**Stored data**

++++++++

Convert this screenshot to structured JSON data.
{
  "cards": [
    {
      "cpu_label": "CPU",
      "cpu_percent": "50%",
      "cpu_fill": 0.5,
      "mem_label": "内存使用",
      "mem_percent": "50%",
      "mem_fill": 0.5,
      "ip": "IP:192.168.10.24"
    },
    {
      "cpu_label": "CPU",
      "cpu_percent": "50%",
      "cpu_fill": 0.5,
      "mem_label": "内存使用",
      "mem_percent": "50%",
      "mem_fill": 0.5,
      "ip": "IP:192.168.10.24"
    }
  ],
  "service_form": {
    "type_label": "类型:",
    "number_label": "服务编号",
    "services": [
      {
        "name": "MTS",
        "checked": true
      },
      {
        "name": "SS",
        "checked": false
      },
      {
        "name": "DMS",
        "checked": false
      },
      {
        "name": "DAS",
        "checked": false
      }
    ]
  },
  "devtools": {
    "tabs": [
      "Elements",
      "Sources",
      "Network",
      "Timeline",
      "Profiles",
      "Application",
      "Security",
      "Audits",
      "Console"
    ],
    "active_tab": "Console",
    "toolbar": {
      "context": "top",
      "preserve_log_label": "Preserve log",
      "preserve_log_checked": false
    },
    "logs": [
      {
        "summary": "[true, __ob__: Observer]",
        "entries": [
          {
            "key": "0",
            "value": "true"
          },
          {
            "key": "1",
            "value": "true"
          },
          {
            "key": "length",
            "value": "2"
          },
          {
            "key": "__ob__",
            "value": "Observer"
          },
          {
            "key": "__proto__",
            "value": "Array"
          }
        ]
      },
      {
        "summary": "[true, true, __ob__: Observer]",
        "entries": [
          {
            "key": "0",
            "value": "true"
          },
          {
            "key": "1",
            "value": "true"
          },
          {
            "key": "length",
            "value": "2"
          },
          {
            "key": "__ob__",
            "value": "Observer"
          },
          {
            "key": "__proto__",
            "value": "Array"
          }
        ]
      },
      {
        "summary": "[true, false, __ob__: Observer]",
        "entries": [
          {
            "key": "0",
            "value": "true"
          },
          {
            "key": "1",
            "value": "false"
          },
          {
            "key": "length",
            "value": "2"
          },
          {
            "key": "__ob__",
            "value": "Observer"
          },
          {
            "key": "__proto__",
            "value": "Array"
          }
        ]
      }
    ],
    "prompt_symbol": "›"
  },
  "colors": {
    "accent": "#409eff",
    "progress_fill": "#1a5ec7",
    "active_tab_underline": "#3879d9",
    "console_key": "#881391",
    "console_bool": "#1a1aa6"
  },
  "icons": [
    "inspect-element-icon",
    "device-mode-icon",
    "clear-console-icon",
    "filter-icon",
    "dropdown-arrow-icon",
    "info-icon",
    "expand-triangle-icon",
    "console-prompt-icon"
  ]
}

++++++++

**Stated goal**
Output the listing above without altering a single character.

**Solution to this task**
Convert this screenshot to structured JSON data.
{
  "cards": [
    {
      "cpu_label": "CPU",
      "cpu_percent": "50%",
      "cpu_fill": 0.5,
      "mem_label": "内存使用",
      "mem_percent": "50%",
      "mem_fill": 0.5,
      "ip": "IP:192.168.10.24"
    },
    {
      "cpu_label": "CPU",
      "cpu_percent": "50%",
      "cpu_fill": 0.5,
      "mem_label": "内存使用",
      "mem_percent": "50%",
      "mem_fill": 0.5,
      "ip": "IP:192.168.10.24"
    }
  ],
  "service_form": {
    "type_label": "类型:",
    "number_label": "服务编号",
    "services": [
      {
        "name": "MTS",
        "checked": true
      },
      {
        "name": "SS",
        "checked": false
      },
      {
        "name": "DMS",
        "checked": false
      },
      {
        "name": "DAS",
        "checked": false
      }
    ]
  },
  "devtools": {
    "tabs": [
      "Elements",
      "Sources",
      "Network",
      "Timeline",
      "Profiles",
      "Application",
      "Security",
      "Audits",
      "Console"
    ],
    "active_tab": "Console",
    "toolbar": {
      "context": "top",
      "preserve_log_label": "Preserve log",
      "preserve_log_checked": false
    },
    "logs": [
      {
        "summary": "[true, __ob__: Observer]",
        "entries": [
          {
            "key": "0",
            "value": "true"
          },
          {
            "key": "1",
            "value": "true"
          },
          {
            "key": "length",
            "value": "2"
          },
          {
            "key": "__ob__",
            "value": "Observer"
          },
          {
            "key": "__proto__",
            "value": "Array"
          }
        ]
      },
      {
        "summary": "[true, true, __ob__: Observer]",
        "entries": [
          {
            "key": "0",
            "value": "true"
          },
          {
            "key": "1",
            "value": "true"
          },
          {
            "key": "length",
            "value": "2"
          },
          {
            "key": "__ob__",
            "value": "Observer"
          },
          {
            "key": "__proto__",
            "value": "Array"
          }
        ]
      },
      {
        "summary": "[true, false, __ob__: Observer]",
        "entries": [
          {
            "key": "0",
            "value": "true"
          },
          {
            "key": "1",
            "value": "false"
          },
          {
            "key": "length",
            "value": "2"
          },
          {
            "key": "__ob__",
            "value": "Observer"
          },
          {
            "key": "__proto__",
            "value": "Array"
          }
        ]
      }
    ],
    "prompt_symbol": "›"
  },
  "colors": {
    "accent": "#409eff",
    "progress_fill": "#1a5ec7",
    "active_tab_underline": "#3879d9",
    "console_key": "#881391",
    "console_bool": "#1a1aa6"
  },
  "icons": [
    "inspect-element-icon",
    "device-mode-icon",
    "clear-console-icon",
    "filter-icon",
    "dropdown-arrow-icon",
    "info-icon",
    "expand-triangle-icon",
    "console-prompt-icon"
  ]
}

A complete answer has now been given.